====== Source material

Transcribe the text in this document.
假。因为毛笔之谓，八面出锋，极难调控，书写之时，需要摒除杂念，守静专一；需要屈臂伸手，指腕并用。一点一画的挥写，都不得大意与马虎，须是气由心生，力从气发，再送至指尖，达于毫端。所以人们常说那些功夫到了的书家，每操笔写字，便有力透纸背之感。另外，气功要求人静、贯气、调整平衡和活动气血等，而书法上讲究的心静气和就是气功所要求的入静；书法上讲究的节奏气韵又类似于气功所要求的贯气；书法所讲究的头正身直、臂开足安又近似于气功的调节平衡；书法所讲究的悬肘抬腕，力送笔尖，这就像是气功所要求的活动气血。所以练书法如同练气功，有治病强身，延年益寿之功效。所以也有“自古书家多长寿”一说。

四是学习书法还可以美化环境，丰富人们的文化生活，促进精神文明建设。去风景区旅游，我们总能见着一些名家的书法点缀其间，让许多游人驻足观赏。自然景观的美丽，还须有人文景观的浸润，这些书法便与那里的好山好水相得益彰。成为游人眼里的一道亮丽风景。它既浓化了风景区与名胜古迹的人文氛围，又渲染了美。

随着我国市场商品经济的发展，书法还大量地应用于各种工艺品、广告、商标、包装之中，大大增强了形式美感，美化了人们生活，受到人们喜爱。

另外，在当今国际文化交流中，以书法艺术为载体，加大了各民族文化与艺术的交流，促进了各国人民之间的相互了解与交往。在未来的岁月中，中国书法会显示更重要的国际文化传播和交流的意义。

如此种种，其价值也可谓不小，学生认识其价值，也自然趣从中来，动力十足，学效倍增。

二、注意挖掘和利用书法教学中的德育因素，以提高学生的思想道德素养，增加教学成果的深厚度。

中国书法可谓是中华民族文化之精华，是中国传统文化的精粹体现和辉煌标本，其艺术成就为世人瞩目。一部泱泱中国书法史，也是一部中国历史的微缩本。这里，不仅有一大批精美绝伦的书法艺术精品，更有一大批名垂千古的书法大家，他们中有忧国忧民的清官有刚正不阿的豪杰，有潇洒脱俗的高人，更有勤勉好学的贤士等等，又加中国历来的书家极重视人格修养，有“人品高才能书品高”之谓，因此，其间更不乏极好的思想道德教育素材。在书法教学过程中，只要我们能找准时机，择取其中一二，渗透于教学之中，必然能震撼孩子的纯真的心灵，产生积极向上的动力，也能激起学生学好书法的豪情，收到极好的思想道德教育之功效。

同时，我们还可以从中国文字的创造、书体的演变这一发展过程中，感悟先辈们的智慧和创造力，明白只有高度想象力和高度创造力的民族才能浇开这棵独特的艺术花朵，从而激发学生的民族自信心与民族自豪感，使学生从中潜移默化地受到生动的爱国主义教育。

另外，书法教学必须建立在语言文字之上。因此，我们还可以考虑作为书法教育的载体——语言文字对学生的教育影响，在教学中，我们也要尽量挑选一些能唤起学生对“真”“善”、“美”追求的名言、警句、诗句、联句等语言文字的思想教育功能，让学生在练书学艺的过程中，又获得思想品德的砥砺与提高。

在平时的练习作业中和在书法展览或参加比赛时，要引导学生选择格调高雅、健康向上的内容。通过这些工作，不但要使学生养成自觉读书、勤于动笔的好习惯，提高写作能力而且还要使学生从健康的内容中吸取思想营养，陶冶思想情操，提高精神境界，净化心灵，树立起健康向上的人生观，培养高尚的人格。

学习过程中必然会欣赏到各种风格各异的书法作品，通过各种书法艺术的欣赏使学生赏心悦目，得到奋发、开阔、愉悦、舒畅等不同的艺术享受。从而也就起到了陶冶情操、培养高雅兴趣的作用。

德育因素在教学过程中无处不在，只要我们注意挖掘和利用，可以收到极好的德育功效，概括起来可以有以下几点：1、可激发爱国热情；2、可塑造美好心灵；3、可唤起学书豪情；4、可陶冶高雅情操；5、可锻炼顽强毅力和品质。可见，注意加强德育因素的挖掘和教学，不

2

============

*Your objective*
Return every line exactly.

*Exercise output*
Transcribe the text in this document.
假。因为毛笔之谓，八面出锋，极难调控，书写之时，需要摒除杂念，守静专一；需要屈臂伸手，指腕并用。一点一画的挥写，都不得大意与马虎，须是气由心生，力从气发，再送至指尖，达于毫端。所以人们常说那些功夫到了的书家，每操笔写字，便有力透纸背之感。另外，气功要求人静、贯气、调整平衡和活动气血等，而书法上讲究的心静气和就是气功所要求的入静；书法上讲究的节奏气韵又类似于气功所要求的贯气；书法所讲究的头正身直、臂开足安又近似于气功的调节平衡；书法所讲究的悬肘抬腕，力送笔尖，这就像是气功所要求的活动气血。所以练书法如同练气功，有治病强身，延年益寿之功效。所以也有“自古书家多长寿”一说。

四是学习书法还可以美化环境，丰富人们的文化生活，促进精神文明建设。去风景区旅游，我们总能见着一些名家的书法点缀其间，让许多游人驻足观赏。自然景观的美丽，还须有人文景观的浸润，这些书法便与那里的好山好水相得益彰。成为游人眼里的一道亮丽风景。它既浓化了风景区与名胜古迹的人文氛围，又渲染了美。

随着我国市场商品经济的发展，书法还大量地应用于各种工艺品、广告、商标、包装之中，大大增强了形式美感，美化了人们生活，受到人们喜爱。

另外，在当今国际文化交流中，以书法艺术为载体，加大了各民族文化与艺术的交流，促进了各国人民之间的相互了解与交往。在未来的岁月中，中国书法会显示更重要的国际文化传播和交流的意义。

如此种种，其价值也可谓不小，学生认识其价值，也自然趣从中来，动力十足，学效倍增。

二、注意挖掘和利用书法教学中的德育因素，以提高学生的思想道德素养，增加教学成果的深厚度。

中国书法可谓是中华民族文化之精华，是中国传统文化的精粹体现和辉煌标本，其艺术成就为世人瞩目。一部泱泱中国书法史，也是一部中国历史的微缩本。这里，不仅有一大批精美绝伦的书法艺术精品，更有一大批名垂千古的书法大家，他们中有忧国忧民的清官有刚正不阿的豪杰，有潇洒脱俗的高人，更有勤勉好学的贤士等等，又加中国历来的书家极重视人格修养，有“人品高才能书品高”之谓，因此，其间更不乏极好的思想道德教育素材。在书法教学过程中，只要我们能找准时机，择取其中一二，渗透于教学之中，必然能震撼孩子的纯真的心灵，产生积极向上的动力，也能激起学生学好书法的豪情，收到极好的思想道德教育之功效。

同时，我们还可以从中国文字的创造、书体的演变这一发展过程中，感悟先辈们的智慧和创造力，明白只有高度想象力和高度创造力的民族才能浇开这棵独特的艺术花朵，从而激发学生的民族自信心与民族自豪感，使学生从中潜移默化地受到生动的爱国主义教育。

另外，书法教学必须建立在语言文字之上。因此，我们还可以考虑作为书法教育的载体——语言文字对学生的教育影响，在教学中，我们也要尽量挑选一些能唤起学生对“真”“善”、“美”追求的名言、警句、诗句、联句等语言文字的思想教育功能，让学生在练书学艺的过程中，又获得思想品德的砥砺与提高。

在平时的练习作业中和在书法展览或参加比赛时，要引导学生选择格调高雅、健康向上的内容。通过这些工作，不但要使学生养成自觉读书、勤于动笔的好习惯，提高写作能力而且还要使学生从健康的内容中吸取思想营养，陶冶思想情操，提高精神境界，净化心灵，树立起健康向上的人生观，培养高尚的人格。

学习过程中必然会欣赏到各种风格各异的书法作品，通过各种书法艺术的欣赏使学生赏心悦目，得到奋发、开阔、愉悦、舒畅等不同的艺术享受。从而也就起到了陶冶情操、培养高雅兴趣的作用。

德育因素在教学过程中无处不在，只要我们注意挖掘和利用，可以收到极好的德育功效，概括起来可以有以下几点：1、可激发爱国热情；2、可塑造美好心灵；3、可唤起学书豪情；4、可陶冶高雅情操；5、可锻炼顽强毅力和品质。可见，注意加强德育因素的挖掘和教学，不

2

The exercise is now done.